▶ [Task requirements]
Only lines that contain the word "extract" are to be returned from the data below.

▶ [Records from a data collection]
----

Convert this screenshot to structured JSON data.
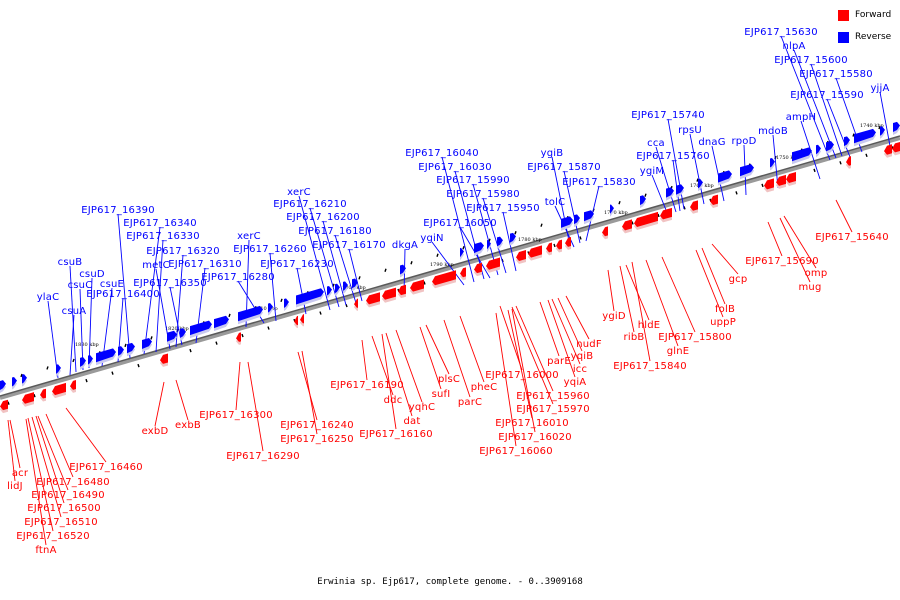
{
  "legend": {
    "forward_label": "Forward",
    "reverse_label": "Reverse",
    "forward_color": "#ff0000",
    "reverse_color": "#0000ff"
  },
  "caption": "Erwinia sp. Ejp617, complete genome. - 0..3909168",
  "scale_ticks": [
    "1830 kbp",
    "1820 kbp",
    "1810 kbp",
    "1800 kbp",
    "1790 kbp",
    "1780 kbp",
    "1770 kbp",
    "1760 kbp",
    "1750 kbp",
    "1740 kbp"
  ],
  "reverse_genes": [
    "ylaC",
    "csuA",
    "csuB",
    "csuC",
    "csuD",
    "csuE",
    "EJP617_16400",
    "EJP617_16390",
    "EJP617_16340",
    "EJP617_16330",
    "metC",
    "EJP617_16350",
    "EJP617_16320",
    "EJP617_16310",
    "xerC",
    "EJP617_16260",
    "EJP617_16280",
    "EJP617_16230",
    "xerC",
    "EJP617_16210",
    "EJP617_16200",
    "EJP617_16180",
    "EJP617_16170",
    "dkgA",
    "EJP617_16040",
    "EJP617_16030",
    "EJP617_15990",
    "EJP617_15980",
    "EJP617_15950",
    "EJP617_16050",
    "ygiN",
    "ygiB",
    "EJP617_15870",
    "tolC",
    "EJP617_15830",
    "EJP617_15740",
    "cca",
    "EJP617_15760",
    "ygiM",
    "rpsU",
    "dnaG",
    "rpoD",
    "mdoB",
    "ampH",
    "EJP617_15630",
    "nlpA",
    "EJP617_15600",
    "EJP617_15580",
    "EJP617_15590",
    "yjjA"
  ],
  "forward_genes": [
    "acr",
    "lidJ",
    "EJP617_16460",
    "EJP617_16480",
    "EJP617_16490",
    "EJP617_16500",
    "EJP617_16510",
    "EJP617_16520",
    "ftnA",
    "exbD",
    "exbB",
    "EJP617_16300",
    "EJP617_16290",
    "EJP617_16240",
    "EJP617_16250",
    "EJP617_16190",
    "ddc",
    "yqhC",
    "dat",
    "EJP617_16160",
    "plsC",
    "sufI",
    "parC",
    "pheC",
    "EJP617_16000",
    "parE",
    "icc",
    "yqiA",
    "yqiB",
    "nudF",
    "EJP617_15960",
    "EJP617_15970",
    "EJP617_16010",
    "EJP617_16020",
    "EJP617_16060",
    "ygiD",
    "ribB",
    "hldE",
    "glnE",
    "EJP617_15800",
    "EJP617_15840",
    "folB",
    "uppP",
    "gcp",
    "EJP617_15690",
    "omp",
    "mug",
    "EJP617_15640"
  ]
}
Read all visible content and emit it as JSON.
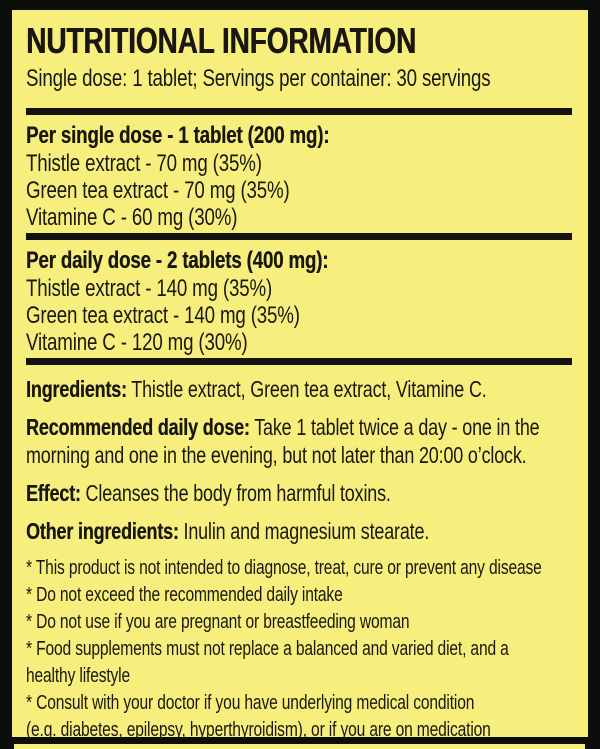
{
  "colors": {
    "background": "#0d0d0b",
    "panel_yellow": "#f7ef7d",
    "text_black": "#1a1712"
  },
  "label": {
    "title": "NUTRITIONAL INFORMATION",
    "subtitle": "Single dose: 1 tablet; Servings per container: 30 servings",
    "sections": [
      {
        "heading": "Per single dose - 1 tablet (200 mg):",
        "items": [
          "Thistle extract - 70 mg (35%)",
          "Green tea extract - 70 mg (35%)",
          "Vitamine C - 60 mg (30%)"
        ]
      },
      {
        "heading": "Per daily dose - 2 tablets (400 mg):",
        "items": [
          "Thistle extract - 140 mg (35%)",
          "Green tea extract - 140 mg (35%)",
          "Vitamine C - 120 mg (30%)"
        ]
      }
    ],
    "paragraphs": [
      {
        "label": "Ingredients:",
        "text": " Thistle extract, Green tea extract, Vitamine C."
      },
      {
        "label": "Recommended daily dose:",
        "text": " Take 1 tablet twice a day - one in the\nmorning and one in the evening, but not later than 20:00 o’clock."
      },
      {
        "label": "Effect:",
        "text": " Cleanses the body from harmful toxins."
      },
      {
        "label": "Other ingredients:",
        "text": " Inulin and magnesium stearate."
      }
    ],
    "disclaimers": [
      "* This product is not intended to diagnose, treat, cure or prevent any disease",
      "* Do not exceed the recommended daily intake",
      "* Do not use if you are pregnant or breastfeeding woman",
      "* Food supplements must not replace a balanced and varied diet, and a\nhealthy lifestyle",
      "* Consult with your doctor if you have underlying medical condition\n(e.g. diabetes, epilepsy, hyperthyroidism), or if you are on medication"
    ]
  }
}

----

▶ [Reply to the exercise]
          "Thistle extract - 70 mg (35%)",
          "Green tea extract - 70 mg (35%)",
          "Thistle extract - 140 mg (35%)",
          "Green tea extract - 140 mg (35%)",
        "text": " Thistle extract, Green tea extract, Vitamine C."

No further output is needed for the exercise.